◆ Selected extract:
Jane Elizabeth Marie Lapotaire was a renowned stage actress of French ancestry, born in Ipswich, England. Her childhood was marked by turmoil, as she was abandoned by her mother at six months old and never knew her father. She was fostered by a woman named Granny Grace, who had raised her biological mother.
Lapotaire's early life was complicated by her mother's return when she was 12, but she chose to remain with Granny Grace. Her mother and her partner disapproved of her acting ambitions, but she pursued them nonetheless.
She was accepted into the Bristol Old Vic Theatre School and studied acting from 1961 to 1963. She made her professional debut with the Old Vic Theatre Company in 1963 and later joined the National Theatre under the direction of Laurence Olivier.
Lapotaire was a founding member of the Young Vic Theatre and played a range of classical roles, including Katharina in The Taming of the Shrew and Jocasta in Oedipus. She joined the Royal Shakespeare Company in 1974 and toured with them in Henry VIII.
Her most famous role is perhaps Édith Piaf, which she created in 1978 and transferred to Broadway in 1981, winning her a Best Actress Tony Award. She has also appeared in numerous television shows and films, including period dramas and adaptations of literary classics.
Lapotaire has written several memoirs, including Grace and Favour and Everybody's Daughter, Nobody's Child, which detail her difficult childhood. She has also written about her recovery from a cerebral hemorrhage in her book Time Out of Mind.
As she said in a 2015 interview, "Being a classical actor is a vocation - you don't do it to be famous or get rich. You do it because you love the language."

◆ Record excerpts:
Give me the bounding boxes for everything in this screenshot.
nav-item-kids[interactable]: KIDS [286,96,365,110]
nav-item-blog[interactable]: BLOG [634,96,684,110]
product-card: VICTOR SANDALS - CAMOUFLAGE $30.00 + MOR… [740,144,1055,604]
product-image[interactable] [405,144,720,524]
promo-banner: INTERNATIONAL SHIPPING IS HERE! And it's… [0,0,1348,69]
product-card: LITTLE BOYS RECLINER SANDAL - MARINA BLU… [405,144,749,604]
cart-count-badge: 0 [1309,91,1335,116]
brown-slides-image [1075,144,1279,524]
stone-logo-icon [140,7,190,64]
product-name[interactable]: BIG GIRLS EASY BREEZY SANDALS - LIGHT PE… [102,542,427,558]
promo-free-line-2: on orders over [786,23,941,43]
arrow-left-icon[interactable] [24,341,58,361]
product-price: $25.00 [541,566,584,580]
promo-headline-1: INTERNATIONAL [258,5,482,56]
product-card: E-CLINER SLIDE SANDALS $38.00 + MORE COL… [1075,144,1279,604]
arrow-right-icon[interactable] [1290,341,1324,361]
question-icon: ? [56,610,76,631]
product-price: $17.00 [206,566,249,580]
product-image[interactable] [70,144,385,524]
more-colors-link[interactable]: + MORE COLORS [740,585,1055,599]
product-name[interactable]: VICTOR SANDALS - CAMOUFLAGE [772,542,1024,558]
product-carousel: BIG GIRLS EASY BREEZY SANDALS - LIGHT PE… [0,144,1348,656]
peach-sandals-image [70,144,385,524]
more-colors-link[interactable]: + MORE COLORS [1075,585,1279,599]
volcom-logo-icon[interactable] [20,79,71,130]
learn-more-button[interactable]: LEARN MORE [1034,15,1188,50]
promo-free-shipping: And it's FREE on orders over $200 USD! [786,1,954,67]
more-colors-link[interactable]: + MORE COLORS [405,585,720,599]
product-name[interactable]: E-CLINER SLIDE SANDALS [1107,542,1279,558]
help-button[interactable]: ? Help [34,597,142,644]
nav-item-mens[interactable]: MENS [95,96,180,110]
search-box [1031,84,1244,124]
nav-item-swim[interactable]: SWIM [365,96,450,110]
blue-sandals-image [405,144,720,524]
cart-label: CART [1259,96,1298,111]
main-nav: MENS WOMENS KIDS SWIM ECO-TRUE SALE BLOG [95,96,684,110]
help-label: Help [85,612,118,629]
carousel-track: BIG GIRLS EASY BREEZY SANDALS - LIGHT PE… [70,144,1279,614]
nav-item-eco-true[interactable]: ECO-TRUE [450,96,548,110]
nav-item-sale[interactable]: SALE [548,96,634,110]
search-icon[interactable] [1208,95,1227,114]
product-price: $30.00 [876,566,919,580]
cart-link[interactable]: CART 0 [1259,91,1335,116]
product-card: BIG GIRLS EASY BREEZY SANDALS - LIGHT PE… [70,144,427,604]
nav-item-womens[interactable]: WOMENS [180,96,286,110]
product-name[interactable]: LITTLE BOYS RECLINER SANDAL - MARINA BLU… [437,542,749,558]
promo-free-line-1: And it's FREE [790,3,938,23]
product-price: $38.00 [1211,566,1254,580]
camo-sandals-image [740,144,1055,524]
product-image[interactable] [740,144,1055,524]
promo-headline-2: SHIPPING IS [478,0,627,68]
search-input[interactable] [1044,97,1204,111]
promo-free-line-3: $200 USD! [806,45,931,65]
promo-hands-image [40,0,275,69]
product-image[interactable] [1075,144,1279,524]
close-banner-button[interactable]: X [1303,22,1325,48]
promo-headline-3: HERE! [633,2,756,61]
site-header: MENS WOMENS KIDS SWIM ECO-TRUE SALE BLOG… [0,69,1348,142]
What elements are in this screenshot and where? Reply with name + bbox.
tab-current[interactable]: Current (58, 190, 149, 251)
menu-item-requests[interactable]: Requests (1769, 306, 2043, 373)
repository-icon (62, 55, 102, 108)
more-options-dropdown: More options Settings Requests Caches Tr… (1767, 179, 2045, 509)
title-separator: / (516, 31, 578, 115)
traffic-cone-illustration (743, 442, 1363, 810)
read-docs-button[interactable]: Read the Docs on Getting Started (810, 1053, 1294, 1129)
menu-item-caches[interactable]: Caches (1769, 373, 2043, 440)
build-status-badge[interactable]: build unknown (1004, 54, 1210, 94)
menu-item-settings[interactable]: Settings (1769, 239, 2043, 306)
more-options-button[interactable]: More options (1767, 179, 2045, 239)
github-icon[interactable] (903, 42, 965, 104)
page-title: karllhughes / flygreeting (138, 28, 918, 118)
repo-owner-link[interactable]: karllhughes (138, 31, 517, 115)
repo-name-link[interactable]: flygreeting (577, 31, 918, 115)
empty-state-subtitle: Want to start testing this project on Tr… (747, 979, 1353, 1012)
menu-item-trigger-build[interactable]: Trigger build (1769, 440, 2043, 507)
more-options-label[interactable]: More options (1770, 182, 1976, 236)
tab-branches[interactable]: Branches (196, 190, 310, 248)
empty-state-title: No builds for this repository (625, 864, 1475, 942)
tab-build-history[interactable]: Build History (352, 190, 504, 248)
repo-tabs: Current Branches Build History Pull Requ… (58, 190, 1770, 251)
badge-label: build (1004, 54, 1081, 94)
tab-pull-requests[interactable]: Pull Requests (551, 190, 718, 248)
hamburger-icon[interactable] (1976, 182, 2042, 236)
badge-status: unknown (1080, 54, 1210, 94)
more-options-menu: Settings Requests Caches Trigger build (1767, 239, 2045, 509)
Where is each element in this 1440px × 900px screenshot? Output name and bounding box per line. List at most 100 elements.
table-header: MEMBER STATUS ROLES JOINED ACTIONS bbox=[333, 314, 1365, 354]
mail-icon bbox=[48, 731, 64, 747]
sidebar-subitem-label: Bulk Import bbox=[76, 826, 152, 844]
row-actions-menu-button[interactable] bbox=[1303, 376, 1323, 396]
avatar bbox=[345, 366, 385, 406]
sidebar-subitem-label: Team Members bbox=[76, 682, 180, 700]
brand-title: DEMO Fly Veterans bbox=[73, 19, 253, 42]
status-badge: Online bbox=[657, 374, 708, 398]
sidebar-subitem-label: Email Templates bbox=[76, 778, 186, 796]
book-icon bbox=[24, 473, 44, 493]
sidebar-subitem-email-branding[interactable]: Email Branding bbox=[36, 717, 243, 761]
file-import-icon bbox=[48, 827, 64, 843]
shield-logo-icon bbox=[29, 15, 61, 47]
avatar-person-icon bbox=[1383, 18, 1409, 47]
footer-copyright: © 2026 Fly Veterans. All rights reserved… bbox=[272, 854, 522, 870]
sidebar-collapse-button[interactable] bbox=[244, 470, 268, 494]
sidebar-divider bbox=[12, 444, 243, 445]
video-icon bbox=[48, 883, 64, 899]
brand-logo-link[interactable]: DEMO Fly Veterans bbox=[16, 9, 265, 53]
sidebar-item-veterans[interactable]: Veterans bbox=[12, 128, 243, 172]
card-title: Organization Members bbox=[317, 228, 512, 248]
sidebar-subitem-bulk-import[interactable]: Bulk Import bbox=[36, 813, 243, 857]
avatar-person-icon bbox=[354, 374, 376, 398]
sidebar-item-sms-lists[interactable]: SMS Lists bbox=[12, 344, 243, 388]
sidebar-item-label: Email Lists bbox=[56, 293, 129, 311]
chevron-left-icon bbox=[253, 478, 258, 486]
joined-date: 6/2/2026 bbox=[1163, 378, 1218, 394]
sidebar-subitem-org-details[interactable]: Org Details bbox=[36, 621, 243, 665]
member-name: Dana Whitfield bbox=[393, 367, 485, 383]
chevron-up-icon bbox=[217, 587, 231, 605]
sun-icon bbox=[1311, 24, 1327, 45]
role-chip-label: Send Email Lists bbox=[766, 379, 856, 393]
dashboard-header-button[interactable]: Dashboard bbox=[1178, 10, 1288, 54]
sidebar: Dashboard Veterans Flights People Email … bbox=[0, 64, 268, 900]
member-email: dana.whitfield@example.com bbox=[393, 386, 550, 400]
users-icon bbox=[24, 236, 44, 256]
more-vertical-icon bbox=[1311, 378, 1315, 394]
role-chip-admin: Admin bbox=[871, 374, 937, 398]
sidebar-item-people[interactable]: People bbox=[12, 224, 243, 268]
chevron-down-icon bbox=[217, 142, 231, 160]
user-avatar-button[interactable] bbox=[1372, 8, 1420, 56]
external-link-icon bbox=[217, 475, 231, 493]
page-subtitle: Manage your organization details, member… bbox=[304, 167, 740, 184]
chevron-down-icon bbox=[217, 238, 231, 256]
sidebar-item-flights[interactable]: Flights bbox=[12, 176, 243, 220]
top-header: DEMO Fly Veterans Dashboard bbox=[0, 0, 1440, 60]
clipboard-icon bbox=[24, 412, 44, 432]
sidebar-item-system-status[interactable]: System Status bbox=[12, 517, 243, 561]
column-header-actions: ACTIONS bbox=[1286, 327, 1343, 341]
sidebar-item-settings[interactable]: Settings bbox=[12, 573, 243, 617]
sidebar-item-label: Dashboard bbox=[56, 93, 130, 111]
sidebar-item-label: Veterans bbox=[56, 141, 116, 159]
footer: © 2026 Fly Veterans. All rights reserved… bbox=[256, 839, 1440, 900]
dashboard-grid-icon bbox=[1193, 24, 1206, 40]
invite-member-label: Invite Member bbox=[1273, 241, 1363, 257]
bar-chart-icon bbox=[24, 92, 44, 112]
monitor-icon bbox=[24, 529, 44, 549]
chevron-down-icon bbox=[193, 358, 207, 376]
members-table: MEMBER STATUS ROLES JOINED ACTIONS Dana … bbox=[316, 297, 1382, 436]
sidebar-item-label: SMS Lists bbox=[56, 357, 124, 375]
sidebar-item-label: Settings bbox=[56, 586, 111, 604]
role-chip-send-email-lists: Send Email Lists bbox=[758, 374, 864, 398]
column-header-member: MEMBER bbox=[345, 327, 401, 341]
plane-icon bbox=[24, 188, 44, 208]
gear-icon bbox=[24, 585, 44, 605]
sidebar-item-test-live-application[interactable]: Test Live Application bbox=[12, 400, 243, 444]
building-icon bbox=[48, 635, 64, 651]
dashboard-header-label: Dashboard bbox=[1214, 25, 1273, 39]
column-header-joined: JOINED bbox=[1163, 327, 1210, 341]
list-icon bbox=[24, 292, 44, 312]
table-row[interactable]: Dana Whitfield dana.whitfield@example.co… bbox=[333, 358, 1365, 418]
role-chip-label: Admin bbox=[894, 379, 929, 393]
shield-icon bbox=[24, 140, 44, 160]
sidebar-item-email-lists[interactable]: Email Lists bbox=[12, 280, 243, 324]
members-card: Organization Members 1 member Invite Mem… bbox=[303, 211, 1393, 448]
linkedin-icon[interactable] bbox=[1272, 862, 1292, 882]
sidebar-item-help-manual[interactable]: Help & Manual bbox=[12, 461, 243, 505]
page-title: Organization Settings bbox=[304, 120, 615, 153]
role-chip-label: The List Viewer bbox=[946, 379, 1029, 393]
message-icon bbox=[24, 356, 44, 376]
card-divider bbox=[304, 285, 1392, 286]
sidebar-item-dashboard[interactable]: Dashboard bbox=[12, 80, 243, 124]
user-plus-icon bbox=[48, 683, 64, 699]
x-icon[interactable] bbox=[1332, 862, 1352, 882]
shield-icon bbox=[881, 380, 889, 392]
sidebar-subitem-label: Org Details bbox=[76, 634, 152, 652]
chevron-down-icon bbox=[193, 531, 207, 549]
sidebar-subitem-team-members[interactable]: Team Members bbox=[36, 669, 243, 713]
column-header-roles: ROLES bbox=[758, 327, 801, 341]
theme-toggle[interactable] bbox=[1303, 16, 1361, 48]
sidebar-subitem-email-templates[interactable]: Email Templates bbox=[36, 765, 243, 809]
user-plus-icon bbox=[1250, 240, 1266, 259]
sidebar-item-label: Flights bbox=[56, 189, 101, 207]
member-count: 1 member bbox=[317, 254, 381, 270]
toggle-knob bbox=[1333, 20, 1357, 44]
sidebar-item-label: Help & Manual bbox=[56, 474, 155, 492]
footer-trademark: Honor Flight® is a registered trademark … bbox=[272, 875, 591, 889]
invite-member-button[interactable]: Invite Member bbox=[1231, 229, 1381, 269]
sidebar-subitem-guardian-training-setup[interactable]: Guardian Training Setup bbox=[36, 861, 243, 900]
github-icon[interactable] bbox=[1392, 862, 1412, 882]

◆ Task list:
(1) Using the profile of Jane Lapotaire above, decide whether each statement agrees with it. Answer yes or no for each, and quote the exact words of the profile that decide it.
(a) Lapotaire studied acting at the Bristol Old Vic Theatre School from 1961 to 1963.
(b) When her mother returned, Lapotaire went to live with her.
(c) Lapotaire joined the Royal Shakespeare Company in 1978.
(2) Repeat the passage of the profile of Jane Lapotaire that lies between "Lapotaire was a founding" and "of literary classics.", inclusive.

◆ Answers provided:
(1)
(a) Yes: "She was accepted into the Bristol Old Vic Theatre School and studied acting from 1961 to 1963."
(b) No: "but she chose to remain with Granny Grace."
(c) No: "She joined the Royal Shakespeare Company in 1974"

(2)
Lapotaire was a founding member of the Young Vic Theatre and played a range of classical roles, including Katharina in The Taming of the Shrew and Jocasta in Oedipus. She joined the Royal Shakespeare Company in 1974 and toured with them in Henry VIII.
Her most famous role is perhaps Édith Piaf, which she created in 1978 and transferred to Broadway in 1981, winning her a Best Actress Tony Award. She has also appeared in numerous television shows and films, including period dramas and adaptations of literary classics.